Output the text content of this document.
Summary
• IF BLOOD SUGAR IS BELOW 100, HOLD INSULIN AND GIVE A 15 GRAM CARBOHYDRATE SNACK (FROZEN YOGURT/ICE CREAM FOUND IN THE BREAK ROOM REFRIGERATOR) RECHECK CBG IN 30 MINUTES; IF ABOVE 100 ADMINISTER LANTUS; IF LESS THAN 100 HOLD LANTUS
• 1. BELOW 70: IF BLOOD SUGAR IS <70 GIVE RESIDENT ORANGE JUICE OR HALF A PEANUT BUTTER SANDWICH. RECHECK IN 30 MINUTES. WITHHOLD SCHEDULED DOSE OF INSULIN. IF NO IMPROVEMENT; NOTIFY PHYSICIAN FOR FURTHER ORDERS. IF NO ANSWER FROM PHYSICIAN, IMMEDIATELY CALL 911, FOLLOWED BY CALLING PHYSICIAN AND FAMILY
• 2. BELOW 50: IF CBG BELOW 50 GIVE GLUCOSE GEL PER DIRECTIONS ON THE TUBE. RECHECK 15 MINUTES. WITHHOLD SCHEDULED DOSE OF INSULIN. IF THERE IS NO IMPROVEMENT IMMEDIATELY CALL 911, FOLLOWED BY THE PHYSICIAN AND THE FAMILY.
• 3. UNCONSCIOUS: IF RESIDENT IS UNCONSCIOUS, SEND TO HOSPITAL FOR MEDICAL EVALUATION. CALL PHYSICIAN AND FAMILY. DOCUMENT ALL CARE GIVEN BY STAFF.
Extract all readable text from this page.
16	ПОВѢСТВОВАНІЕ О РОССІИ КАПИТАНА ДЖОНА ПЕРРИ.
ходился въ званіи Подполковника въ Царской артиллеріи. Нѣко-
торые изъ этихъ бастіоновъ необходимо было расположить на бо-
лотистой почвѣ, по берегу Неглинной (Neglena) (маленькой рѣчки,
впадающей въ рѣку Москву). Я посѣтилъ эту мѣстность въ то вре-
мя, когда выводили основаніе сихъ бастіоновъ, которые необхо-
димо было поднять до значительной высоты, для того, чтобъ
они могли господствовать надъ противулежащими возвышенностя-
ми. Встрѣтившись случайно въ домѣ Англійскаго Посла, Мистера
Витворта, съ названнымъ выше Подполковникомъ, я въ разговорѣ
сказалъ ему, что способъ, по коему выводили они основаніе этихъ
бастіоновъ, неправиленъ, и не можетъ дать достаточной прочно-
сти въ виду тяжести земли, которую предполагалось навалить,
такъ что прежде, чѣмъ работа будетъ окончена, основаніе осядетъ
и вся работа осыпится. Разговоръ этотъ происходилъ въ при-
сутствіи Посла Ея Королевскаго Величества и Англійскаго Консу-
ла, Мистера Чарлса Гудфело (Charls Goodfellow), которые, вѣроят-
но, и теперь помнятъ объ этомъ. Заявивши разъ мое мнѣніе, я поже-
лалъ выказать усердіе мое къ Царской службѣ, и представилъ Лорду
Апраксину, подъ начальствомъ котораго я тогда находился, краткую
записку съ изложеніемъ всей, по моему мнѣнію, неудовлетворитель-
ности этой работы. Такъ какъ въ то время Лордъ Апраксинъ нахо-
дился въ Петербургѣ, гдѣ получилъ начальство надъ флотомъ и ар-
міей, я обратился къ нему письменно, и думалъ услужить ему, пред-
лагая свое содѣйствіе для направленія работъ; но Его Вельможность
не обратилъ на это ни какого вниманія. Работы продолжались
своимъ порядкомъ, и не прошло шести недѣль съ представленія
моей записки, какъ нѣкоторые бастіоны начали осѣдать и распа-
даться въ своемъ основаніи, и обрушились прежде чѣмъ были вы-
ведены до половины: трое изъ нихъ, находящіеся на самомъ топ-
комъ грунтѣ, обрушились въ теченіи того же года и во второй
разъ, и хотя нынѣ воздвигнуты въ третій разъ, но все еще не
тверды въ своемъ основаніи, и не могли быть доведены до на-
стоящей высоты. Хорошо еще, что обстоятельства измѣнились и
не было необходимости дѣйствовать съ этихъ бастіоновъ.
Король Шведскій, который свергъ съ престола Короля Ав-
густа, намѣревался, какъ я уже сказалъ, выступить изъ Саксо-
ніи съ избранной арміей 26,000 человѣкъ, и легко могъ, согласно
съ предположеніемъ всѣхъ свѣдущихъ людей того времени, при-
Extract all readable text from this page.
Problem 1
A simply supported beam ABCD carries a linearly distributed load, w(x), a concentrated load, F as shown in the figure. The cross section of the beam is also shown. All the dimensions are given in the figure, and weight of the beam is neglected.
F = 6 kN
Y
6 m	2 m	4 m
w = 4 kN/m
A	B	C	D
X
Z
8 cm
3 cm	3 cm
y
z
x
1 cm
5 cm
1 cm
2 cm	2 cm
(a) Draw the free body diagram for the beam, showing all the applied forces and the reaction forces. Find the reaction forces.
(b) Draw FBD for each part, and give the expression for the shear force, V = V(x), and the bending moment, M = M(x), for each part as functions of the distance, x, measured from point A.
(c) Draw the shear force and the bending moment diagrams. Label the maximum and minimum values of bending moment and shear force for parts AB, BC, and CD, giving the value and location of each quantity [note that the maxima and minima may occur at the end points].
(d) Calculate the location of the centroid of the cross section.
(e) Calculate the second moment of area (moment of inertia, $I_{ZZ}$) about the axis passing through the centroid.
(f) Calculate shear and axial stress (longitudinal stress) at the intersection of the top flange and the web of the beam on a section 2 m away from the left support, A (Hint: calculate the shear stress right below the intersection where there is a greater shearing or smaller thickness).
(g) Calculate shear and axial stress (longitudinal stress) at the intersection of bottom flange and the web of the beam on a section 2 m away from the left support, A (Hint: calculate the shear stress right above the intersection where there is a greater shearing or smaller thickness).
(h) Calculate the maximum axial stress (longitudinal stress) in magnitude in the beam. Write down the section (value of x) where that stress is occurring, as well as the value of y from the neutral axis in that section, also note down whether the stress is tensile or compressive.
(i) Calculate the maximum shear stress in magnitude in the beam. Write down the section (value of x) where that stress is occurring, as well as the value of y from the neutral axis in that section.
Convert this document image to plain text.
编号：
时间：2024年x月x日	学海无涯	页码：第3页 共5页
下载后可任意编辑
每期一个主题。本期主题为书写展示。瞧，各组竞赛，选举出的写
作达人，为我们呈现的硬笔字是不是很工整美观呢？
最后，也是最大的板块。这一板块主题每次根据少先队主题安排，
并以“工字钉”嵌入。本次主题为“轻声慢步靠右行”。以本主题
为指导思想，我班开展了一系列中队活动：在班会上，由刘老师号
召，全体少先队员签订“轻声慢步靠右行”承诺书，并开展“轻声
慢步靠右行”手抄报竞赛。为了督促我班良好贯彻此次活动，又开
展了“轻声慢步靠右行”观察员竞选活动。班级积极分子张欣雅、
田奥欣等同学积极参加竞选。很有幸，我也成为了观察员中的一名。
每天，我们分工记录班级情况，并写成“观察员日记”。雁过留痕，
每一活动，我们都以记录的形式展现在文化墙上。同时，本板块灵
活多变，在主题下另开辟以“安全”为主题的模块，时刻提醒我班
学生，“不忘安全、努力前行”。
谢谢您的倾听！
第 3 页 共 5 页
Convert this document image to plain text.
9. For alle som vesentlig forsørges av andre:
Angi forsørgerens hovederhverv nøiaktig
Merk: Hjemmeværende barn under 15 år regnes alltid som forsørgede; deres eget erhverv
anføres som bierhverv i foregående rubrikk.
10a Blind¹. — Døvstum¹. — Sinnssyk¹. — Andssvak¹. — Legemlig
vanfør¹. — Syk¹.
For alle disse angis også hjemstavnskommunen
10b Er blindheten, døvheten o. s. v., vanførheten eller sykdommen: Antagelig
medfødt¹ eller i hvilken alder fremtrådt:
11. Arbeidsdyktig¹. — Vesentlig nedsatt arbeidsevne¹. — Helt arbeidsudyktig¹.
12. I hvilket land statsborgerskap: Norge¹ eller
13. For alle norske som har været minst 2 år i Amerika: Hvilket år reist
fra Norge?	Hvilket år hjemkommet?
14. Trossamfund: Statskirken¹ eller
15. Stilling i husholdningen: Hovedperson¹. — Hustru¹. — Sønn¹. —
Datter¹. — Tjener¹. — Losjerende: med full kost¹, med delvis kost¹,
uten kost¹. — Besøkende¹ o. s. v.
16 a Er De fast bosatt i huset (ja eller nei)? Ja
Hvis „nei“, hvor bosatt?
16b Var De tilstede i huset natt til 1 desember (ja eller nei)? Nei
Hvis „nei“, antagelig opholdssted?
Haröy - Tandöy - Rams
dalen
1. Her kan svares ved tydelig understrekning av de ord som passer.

PROBLEM STATEMENT: Your task is to collect every line above that contains the word "eller".

SOLUTION FOR THIS PROBLEM:
10b Er blindheten, døvheten o. s. v., vanførheten eller sykdommen: Antagelig
medfødt¹ eller i hvilken alder fremtrådt:
12. I hvilket land statsborgerskap: Norge¹ eller
14. Trossamfund: Statskirken¹ eller
16 a Er De fast bosatt i huset (ja eller nei)? Ja
16b Var De tilstede i huset natt til 1 desember (ja eller nei)? Nei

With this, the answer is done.